What to do -> Leave out the pictures and copy everything else in the entries exactly.

Dataset excerpts ->

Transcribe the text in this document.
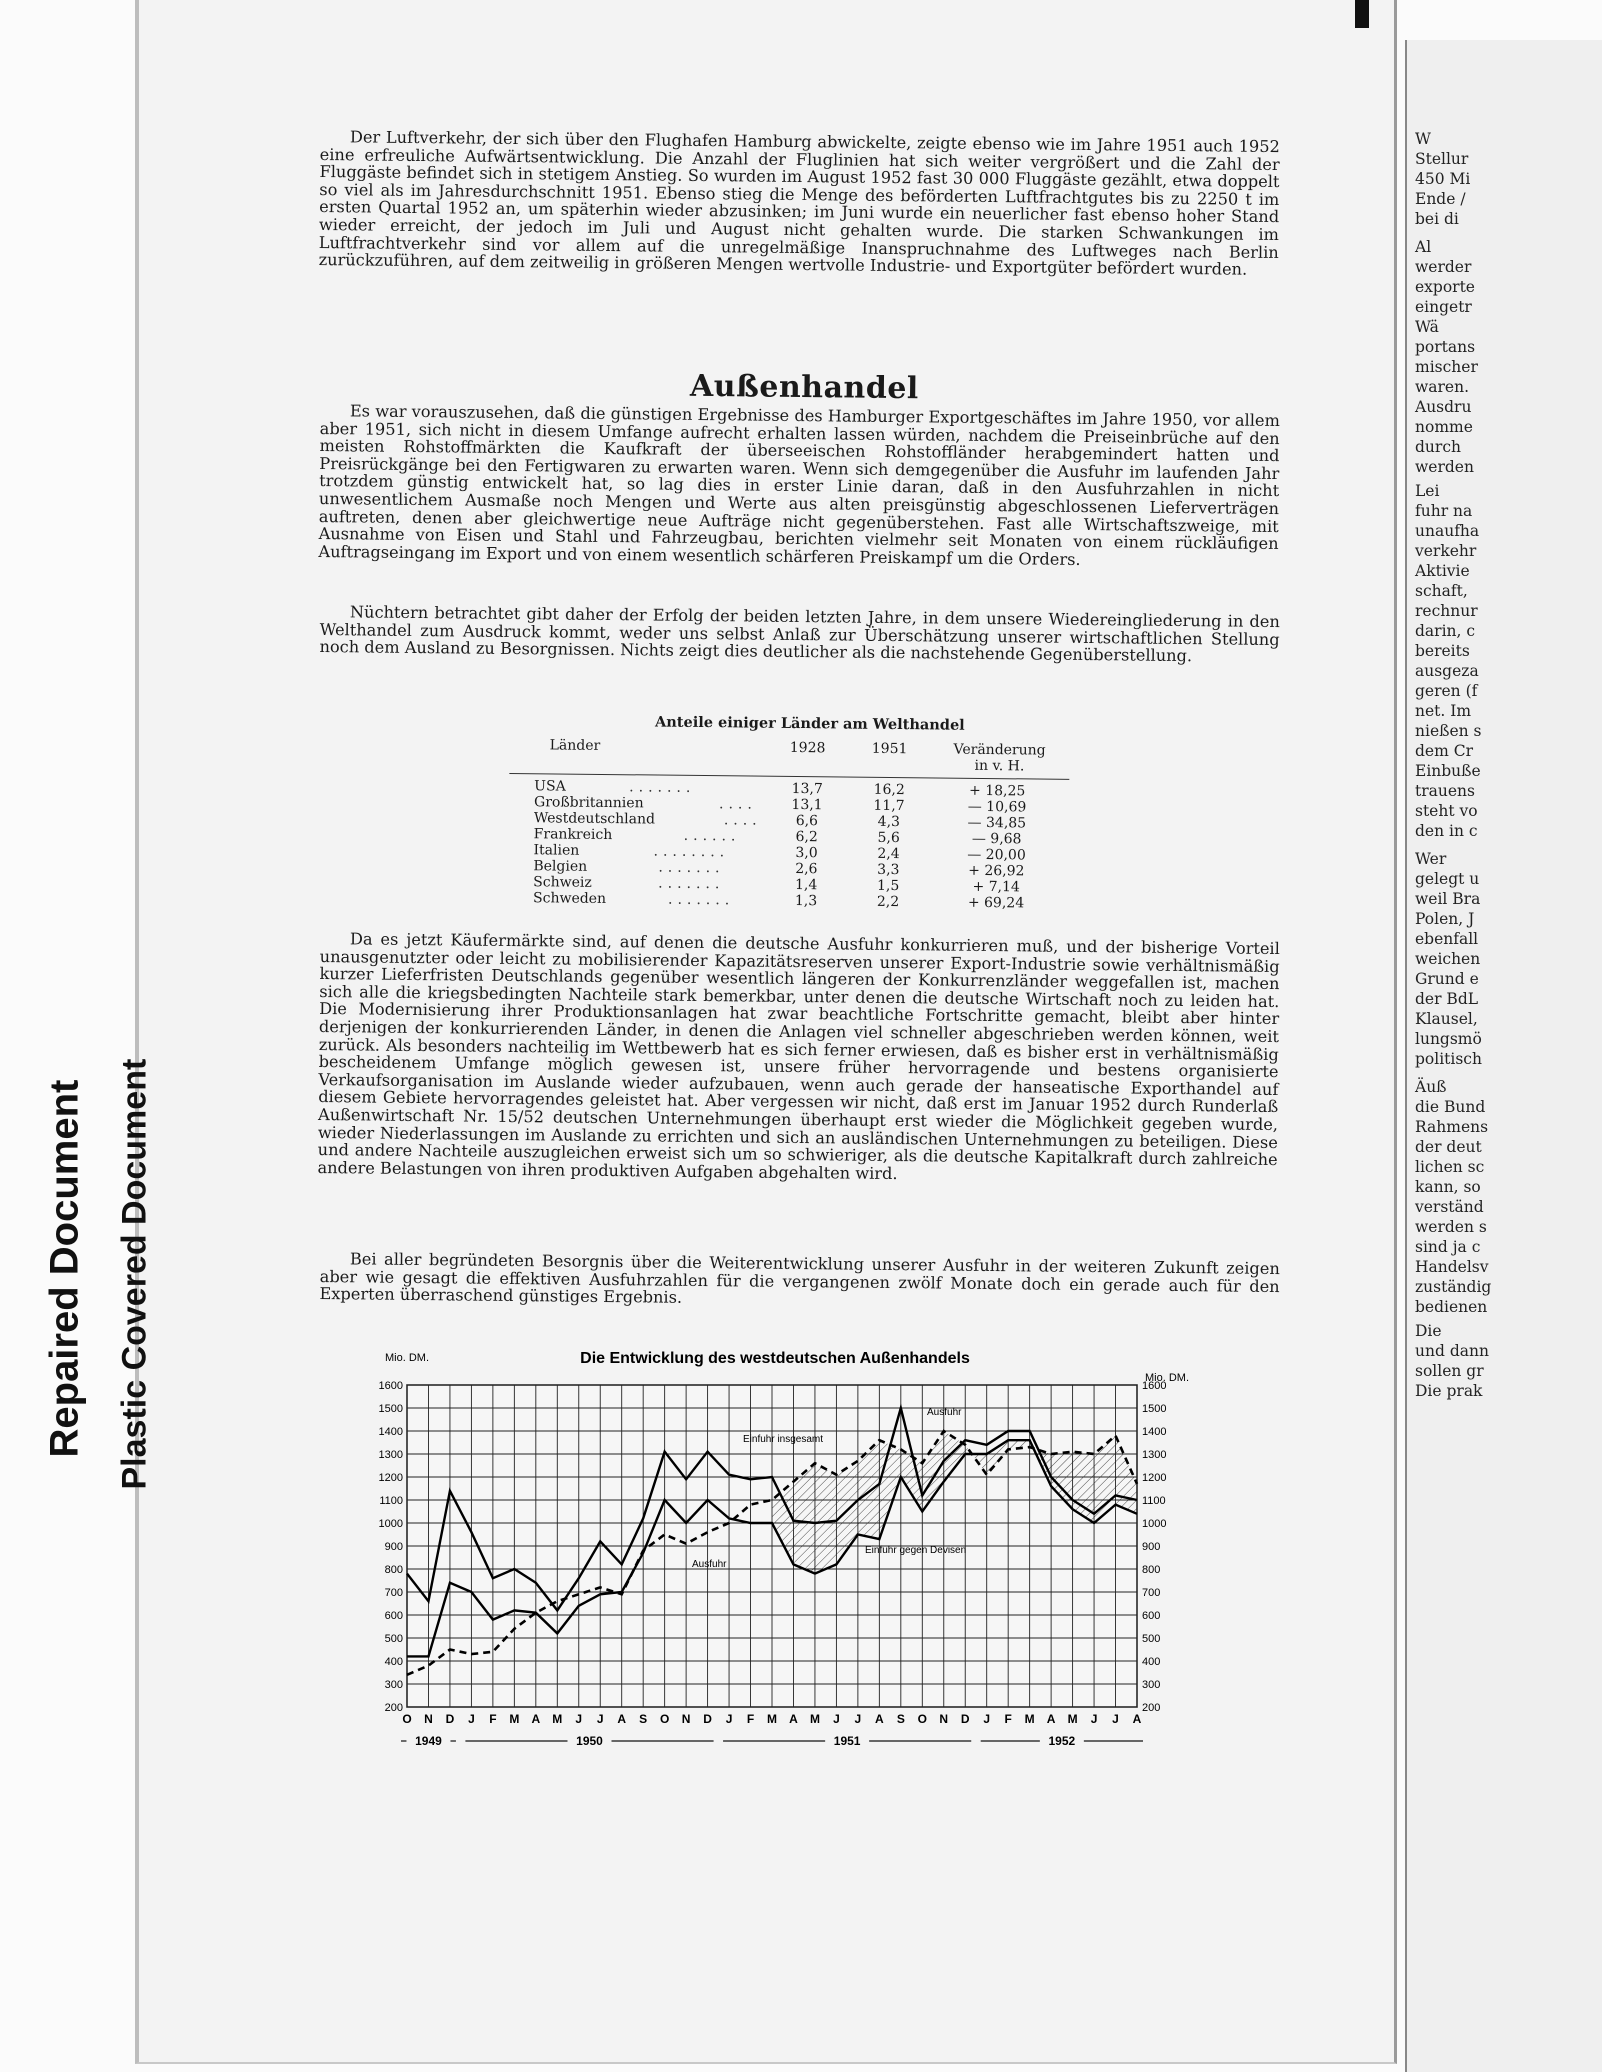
Repaired Document Plastic Covered Document

Der Luftverkehr, der sich über den Flughafen Hamburg abwickelte, zeigte ebenso wie im Jahre 1951 auch 1952 eine erfreuliche Aufwärtsentwicklung. Die Anzahl der Fluglinien hat sich weiter vergrößert und die Zahl der Fluggäste befindet sich in stetigem Anstieg. So wurden im August 1952 fast 30 000 Fluggäste gezählt, etwa doppelt so viel als im Jahresdurchschnitt 1951. Ebenso stieg die Menge des beförderten Luftfrachtgutes bis zu 2250 t im ersten Quartal 1952 an, um späterhin wieder abzusinken; im Juni wurde ein neuerlicher fast ebenso hoher Stand wieder erreicht, der jedoch im Juli und August nicht gehalten wurde. Die starken Schwankungen im Luftfrachtverkehr sind vor allem auf die unregelmäßige Inanspruchnahme des Luftweges nach Berlin zurückzuführen, auf dem zeitweilig in größeren Mengen wertvolle Industrie- und Exportgüter befördert wurden.

Außenhandel

Es war vorauszusehen, daß die günstigen Ergebnisse des Hamburger Exportgeschäftes im Jahre 1950, vor allem aber 1951, sich nicht in diesem Umfange aufrecht erhalten lassen würden, nachdem die Preiseinbrüche auf den meisten Rohstoffmärkten die Kaufkraft der überseeischen Rohstoffländer herabgemindert hatten und Preisrückgänge bei den Fertigwaren zu erwarten waren. Wenn sich demgegenüber die Ausfuhr im laufenden Jahr trotzdem günstig entwickelt hat, so lag dies in erster Linie daran, daß in den Ausfuhrzahlen in nicht unwesentlichem Ausmaße noch Mengen und Werte aus alten preisgünstig abgeschlossenen Lieferverträgen auftreten, denen aber gleichwertige neue Aufträge nicht gegenüberstehen. Fast alle Wirtschaftszweige, mit Ausnahme von Eisen und Stahl und Fahrzeugbau, berichten vielmehr seit Monaten von einem rückläufigen Auftragseingang im Export und von einem wesentlich schärferen Preiskampf um die Orders.

Nüchtern betrachtet gibt daher der Erfolg der beiden letzten Jahre, in dem unsere Wiedereingliederung in den Welthandel zum Ausdruck kommt, weder uns selbst Anlaß zur Überschätzung unserer wirtschaftlichen Stellung noch dem Ausland zu Besorgnissen. Nichts zeigt dies deutlicher als die nachstehende Gegenüberstellung.

Anteile einiger Länder am Welthandel
Länder	1928	1951	Veränderung in v. H.
USA	.......	13,7	16,2	+ 18,25
Großbritannien	....	13,1	11,7	— 10,69
Westdeutschland	....	6,6	4,3	— 34,85
Frankreich	......	6,2	5,6	— 9,68
Italien	........	3,0	2,4	— 20,00
Belgien	.......	2,6	3,3	+ 26,92
Schweiz	.......	1,4	1,5	+ 7,14
Schweden	.......	1,3	2,2	+ 69,24

Da es jetzt Käufermärkte sind, auf denen die deutsche Ausfuhr konkurrieren muß, und der bisherige Vorteil unausgenutzter oder leicht zu mobilisierender Kapazitätsreserven unserer Export-Industrie sowie verhältnismäßig kurzer Lieferfristen Deutschlands gegenüber wesentlich längeren der Konkurrenzländer weggefallen ist, machen sich alle die kriegsbedingten Nachteile stark bemerkbar, unter denen die deutsche Wirtschaft noch zu leiden hat. Die Modernisierung ihrer Produktionsanlagen hat zwar beachtliche Fortschritte gemacht, bleibt aber hinter derjenigen der konkurrierenden Länder, in denen die Anlagen viel schneller abgeschrieben werden können, weit zurück. Als besonders nachteilig im Wettbewerb hat es sich ferner erwiesen, daß es bisher erst in verhältnismäßig bescheidenem Umfange möglich gewesen ist, unsere früher hervorragende und bestens organisierte Verkaufsorganisation im Auslande wieder aufzubauen, wenn auch gerade der hanseatische Exporthandel auf diesem Gebiete hervorragendes geleistet hat. Aber vergessen wir nicht, daß erst im Januar 1952 durch Runderlaß Außenwirtschaft Nr. 15/52 deutschen Unternehmungen überhaupt erst wieder die Möglichkeit gegeben wurde, wieder Niederlassungen im Auslande zu errichten und sich an ausländischen Unternehmungen zu beteiligen. Diese und andere Nachteile auszugleichen erweist sich um so schwieriger, als die deutsche Kapitalkraft durch zahlreiche andere Belastungen von ihren produktiven Aufgaben abgehalten wird.

Bei aller begründeten Besorgnis über die Weiterentwicklung unserer Ausfuhr in der weiteren Zukunft zeigen aber wie gesagt die effektiven Ausfuhrzahlen für die vergangenen zwölf Monate doch ein gerade auch für den Experten überraschend günstiges Ergebnis.

Die Entwicklung des westdeutschen Außenhandels
200
300
400
500
600
700
800
900
1000
1100
1200
1300
1400
1500
1600
200
300
400
500
600
700
800
900
1000
1100
1200
1300
1400
1500
1600
O N D J F M A M J J A S O N D J F M A M J J A S O N D J F M A M J J A
1949	1950	1951	1952
Mio. DM.
Mio. DM.
Einfuhr insgesamt
Einfuhr gegen Devisen
Ausfuhr
Ausfuhr
W
Stellur
450 Mi
Ende /
bei di
Al
werder
exporte
eingetr
Wä
portans
mischer
waren.
Ausdru
nomme
durch
werden
Lei
fuhr na
unaufha
verkehr
Aktivie
schaft,
rechnur
darin, c
bereits
ausgeza
geren (f
net. Im
nießen s
dem Cr
Einbuße
trauens
steht vo
den in c
Wer
gelegt u
weil Bra
Polen, J
ebenfall
weichen
Grund e
der BdL
Klausel,
lungsmö
politisch
Äuß
die Bund
Rahmens
der deut
lichen sc
kann, so
verständ
werden s
sind ja c
Handelsv
zuständig
bedienen
Die
und dann
sollen gr
Die prak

Finished exercise ->
Transcribe the text in this document.
Repaired Document Plastic Covered Document

Der Luftverkehr, der sich über den Flughafen Hamburg abwickelte, zeigte ebenso wie im Jahre 1951 auch 1952 eine erfreuliche Aufwärtsentwicklung. Die Anzahl der Fluglinien hat sich weiter vergrößert und die Zahl der Fluggäste befindet sich in stetigem Anstieg. So wurden im August 1952 fast 30 000 Fluggäste gezählt, etwa doppelt so viel als im Jahresdurchschnitt 1951. Ebenso stieg die Menge des beförderten Luftfrachtgutes bis zu 2250 t im ersten Quartal 1952 an, um späterhin wieder abzusinken; im Juni wurde ein neuerlicher fast ebenso hoher Stand wieder erreicht, der jedoch im Juli und August nicht gehalten wurde. Die starken Schwankungen im Luftfrachtverkehr sind vor allem auf die unregelmäßige Inanspruchnahme des Luftweges nach Berlin zurückzuführen, auf dem zeitweilig in größeren Mengen wertvolle Industrie- und Exportgüter befördert wurden.

Außenhandel

Es war vorauszusehen, daß die günstigen Ergebnisse des Hamburger Exportgeschäftes im Jahre 1950, vor allem aber 1951, sich nicht in diesem Umfange aufrecht erhalten lassen würden, nachdem die Preiseinbrüche auf den meisten Rohstoffmärkten die Kaufkraft der überseeischen Rohstoffländer herabgemindert hatten und Preisrückgänge bei den Fertigwaren zu erwarten waren. Wenn sich demgegenüber die Ausfuhr im laufenden Jahr trotzdem günstig entwickelt hat, so lag dies in erster Linie daran, daß in den Ausfuhrzahlen in nicht unwesentlichem Ausmaße noch Mengen und Werte aus alten preisgünstig abgeschlossenen Lieferverträgen auftreten, denen aber gleichwertige neue Aufträge nicht gegenüberstehen. Fast alle Wirtschaftszweige, mit Ausnahme von Eisen und Stahl und Fahrzeugbau, berichten vielmehr seit Monaten von einem rückläufigen Auftragseingang im Export und von einem wesentlich schärferen Preiskampf um die Orders.

Nüchtern betrachtet gibt daher der Erfolg der beiden letzten Jahre, in dem unsere Wiedereingliederung in den Welthandel zum Ausdruck kommt, weder uns selbst Anlaß zur Überschätzung unserer wirtschaftlichen Stellung noch dem Ausland zu Besorgnissen. Nichts zeigt dies deutlicher als die nachstehende Gegenüberstellung.

Anteile einiger Länder am Welthandel
Länder	1928	1951	Veränderung in v. H.
USA	.......	13,7	16,2	+ 18,25
Großbritannien	....	13,1	11,7	— 10,69
Westdeutschland	....	6,6	4,3	— 34,85
Frankreich	......	6,2	5,6	— 9,68
Italien	........	3,0	2,4	— 20,00
Belgien	.......	2,6	3,3	+ 26,92
Schweiz	.......	1,4	1,5	+ 7,14
Schweden	.......	1,3	2,2	+ 69,24

Da es jetzt Käufermärkte sind, auf denen die deutsche Ausfuhr konkurrieren muß, und der bisherige Vorteil unausgenutzter oder leicht zu mobilisierender Kapazitätsreserven unserer Export-Industrie sowie verhältnismäßig kurzer Lieferfristen Deutschlands gegenüber wesentlich längeren der Konkurrenzländer weggefallen ist, machen sich alle die kriegsbedingten Nachteile stark bemerkbar, unter denen die deutsche Wirtschaft noch zu leiden hat. Die Modernisierung ihrer Produktionsanlagen hat zwar beachtliche Fortschritte gemacht, bleibt aber hinter derjenigen der konkurrierenden Länder, in denen die Anlagen viel schneller abgeschrieben werden können, weit zurück. Als besonders nachteilig im Wettbewerb hat es sich ferner erwiesen, daß es bisher erst in verhältnismäßig bescheidenem Umfange möglich gewesen ist, unsere früher hervorragende und bestens organisierte Verkaufsorganisation im Auslande wieder aufzubauen, wenn auch gerade der hanseatische Exporthandel auf diesem Gebiete hervorragendes geleistet hat. Aber vergessen wir nicht, daß erst im Januar 1952 durch Runderlaß Außenwirtschaft Nr. 15/52 deutschen Unternehmungen überhaupt erst wieder die Möglichkeit gegeben wurde, wieder Niederlassungen im Auslande zu errichten und sich an ausländischen Unternehmungen zu beteiligen. Diese und andere Nachteile auszugleichen erweist sich um so schwieriger, als die deutsche Kapitalkraft durch zahlreiche andere Belastungen von ihren produktiven Aufgaben abgehalten wird.

Bei aller begründeten Besorgnis über die Weiterentwicklung unserer Ausfuhr in der weiteren Zukunft zeigen aber wie gesagt die effektiven Ausfuhrzahlen für die vergangenen zwölf Monate doch ein gerade auch für den Experten überraschend günstiges Ergebnis.

Die Entwicklung des westdeutschen Außenhandels
200
300
400
500
600
700
800
900
1000
1100
1200
1300
1400
1500
1600
200
300
400
500
600
700
800
900
1000
1100
1200
1300
1400
1500
1600
O N D J F M A M J J A S O N D J F M A M J J A S O N D J F M A M J J A
1949	1950	1951	1952
Mio. DM.
Mio. DM.
Einfuhr insgesamt
Einfuhr gegen Devisen
Ausfuhr
Ausfuhr
W
Stellur
450 Mi
Ende /
bei di
Al
werder
exporte
eingetr
Wä
portans
mischer
waren.
Ausdru
nomme
durch
werden
Lei
fuhr na
unaufha
verkehr
Aktivie
schaft,
rechnur
darin, c
bereits
ausgeza
geren (f
net. Im
nießen s
dem Cr
Einbuße
trauens
steht vo
den in c
Wer
gelegt u
weil Bra
Polen, J
ebenfall
weichen
Grund e
der BdL
Klausel,
lungsmö
politisch
Äuß
die Bund
Rahmens
der deut
lichen sc
kann, so
verständ
werden s
sind ja c
Handelsv
zuständig
bedienen
Die
und dann
sollen gr
Die prak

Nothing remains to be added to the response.